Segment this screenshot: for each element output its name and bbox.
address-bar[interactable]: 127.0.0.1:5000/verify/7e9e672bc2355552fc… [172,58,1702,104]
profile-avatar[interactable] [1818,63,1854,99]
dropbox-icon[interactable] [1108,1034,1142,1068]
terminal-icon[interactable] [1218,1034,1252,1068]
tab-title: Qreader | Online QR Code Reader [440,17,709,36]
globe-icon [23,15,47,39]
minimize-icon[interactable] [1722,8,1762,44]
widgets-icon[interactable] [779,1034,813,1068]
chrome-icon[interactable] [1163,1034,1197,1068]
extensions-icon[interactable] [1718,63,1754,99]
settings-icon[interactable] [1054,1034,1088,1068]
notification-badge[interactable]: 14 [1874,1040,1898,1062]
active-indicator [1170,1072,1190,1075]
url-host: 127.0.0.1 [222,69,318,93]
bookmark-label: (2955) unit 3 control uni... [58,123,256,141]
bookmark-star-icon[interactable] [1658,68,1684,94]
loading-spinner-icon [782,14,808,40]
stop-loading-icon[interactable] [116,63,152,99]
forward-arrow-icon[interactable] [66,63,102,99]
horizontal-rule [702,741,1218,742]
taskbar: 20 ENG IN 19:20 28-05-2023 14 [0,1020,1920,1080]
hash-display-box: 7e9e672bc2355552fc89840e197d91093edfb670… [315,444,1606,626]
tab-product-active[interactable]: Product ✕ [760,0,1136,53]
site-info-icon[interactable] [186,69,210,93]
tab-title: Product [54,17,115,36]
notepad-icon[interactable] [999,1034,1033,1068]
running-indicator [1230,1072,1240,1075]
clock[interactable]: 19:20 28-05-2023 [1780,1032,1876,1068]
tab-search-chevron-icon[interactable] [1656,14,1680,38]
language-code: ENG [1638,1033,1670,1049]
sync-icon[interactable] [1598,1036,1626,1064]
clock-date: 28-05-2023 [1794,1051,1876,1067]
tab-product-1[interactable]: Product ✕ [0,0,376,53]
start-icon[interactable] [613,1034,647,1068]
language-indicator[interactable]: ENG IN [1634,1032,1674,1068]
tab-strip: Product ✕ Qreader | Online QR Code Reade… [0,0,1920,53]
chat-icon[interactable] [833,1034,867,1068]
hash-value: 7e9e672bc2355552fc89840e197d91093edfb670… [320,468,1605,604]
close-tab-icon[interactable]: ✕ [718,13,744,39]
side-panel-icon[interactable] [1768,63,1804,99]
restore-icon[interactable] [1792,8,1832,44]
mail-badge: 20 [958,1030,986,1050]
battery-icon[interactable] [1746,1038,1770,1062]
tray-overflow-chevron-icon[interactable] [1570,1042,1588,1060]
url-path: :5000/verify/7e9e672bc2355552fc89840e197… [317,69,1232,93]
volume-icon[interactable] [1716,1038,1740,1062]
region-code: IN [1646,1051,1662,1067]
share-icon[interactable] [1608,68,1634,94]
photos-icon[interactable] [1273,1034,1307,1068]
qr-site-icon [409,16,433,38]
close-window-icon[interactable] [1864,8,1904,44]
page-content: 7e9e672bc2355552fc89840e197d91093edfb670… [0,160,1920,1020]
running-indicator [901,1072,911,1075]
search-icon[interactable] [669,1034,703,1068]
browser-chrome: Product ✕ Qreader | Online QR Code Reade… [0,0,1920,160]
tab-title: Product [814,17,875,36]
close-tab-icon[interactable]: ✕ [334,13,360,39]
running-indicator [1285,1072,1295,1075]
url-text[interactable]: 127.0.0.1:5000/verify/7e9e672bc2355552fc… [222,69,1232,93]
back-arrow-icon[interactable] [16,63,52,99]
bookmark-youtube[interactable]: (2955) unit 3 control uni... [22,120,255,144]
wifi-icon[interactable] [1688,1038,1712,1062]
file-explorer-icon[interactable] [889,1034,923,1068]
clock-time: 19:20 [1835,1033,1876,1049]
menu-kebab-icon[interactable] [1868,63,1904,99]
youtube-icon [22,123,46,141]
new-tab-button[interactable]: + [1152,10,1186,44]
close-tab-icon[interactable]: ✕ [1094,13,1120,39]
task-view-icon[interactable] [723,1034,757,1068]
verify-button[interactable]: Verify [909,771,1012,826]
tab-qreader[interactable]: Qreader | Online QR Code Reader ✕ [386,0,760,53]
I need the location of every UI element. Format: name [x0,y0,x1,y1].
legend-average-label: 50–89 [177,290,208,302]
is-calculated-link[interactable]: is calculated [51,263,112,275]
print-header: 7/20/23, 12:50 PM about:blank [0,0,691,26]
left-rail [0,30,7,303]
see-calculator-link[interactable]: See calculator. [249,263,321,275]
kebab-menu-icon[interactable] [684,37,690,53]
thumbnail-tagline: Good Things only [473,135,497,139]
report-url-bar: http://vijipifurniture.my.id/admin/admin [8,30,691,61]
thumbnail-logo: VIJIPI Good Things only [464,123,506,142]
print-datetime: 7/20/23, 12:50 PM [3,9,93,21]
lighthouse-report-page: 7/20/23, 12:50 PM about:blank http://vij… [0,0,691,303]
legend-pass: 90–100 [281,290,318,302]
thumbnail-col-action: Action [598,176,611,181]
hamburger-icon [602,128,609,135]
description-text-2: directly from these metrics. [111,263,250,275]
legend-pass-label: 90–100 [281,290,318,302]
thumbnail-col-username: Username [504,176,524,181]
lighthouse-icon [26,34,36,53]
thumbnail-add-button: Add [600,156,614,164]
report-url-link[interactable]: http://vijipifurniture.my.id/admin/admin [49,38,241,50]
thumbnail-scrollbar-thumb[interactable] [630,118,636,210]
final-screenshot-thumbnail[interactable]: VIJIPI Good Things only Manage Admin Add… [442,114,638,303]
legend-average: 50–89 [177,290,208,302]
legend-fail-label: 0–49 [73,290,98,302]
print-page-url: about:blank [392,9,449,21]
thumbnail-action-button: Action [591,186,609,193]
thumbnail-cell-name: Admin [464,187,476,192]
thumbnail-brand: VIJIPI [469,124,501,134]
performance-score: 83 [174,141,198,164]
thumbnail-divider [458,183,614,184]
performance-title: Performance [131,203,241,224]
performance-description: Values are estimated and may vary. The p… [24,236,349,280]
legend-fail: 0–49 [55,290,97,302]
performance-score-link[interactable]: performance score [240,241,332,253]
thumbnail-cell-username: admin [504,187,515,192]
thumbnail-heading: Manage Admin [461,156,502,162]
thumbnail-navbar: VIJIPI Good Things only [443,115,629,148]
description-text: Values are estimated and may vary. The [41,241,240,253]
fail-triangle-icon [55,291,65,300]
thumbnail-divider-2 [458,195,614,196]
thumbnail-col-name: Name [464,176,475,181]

****************************************

_Aim:_ Report each line of the items above that contains the string "text", copying every such line in full.

_Response for this exercise:_
url-text[interactable]: 127.0.0.1:5000/verify/7e9e672bc2355552fc… [222,69,1232,93]
description-text-2: directly from these metrics. [111,263,250,275]
description-text: Values are estimated and may vary. The [41,241,240,253]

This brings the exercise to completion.